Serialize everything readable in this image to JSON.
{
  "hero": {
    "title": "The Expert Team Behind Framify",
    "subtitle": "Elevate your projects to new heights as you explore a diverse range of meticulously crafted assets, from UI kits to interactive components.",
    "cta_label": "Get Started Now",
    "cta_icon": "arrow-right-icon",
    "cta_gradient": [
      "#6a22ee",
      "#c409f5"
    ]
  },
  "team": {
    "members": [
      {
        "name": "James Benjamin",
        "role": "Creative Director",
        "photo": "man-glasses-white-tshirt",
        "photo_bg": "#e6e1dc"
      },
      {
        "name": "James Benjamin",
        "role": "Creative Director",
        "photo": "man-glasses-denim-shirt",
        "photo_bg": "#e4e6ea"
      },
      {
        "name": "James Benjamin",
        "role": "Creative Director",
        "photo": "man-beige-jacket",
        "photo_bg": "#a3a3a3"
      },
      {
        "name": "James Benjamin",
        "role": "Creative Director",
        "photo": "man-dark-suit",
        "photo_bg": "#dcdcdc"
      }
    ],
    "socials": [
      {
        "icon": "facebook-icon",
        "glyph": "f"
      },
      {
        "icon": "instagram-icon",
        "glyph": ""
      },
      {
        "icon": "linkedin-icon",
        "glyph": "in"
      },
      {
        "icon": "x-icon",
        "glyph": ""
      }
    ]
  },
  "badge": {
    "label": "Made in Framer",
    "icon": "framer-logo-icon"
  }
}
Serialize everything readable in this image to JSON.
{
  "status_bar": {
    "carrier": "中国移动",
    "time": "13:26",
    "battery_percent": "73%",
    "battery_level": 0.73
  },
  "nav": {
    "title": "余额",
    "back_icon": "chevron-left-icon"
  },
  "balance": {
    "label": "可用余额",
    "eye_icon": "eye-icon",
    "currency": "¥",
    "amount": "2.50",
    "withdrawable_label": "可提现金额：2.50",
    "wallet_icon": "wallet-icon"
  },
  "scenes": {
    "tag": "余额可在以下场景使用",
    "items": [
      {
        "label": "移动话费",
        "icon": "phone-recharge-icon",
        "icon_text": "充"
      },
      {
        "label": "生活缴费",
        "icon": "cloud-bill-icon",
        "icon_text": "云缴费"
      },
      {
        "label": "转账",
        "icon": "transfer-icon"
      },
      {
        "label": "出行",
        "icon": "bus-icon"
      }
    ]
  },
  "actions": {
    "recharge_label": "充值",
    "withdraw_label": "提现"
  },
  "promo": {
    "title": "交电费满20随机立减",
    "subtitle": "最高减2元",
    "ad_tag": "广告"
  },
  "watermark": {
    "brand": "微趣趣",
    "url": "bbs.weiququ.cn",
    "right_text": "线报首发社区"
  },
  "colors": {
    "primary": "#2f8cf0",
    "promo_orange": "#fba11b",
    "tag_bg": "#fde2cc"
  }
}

::::::

• Stated problem
Look through the data above. Find each line with the string "glasses" and copy it.

• Task output
        "photo": "man-glasses-white-tshirt",
        "photo": "man-glasses-denim-shirt",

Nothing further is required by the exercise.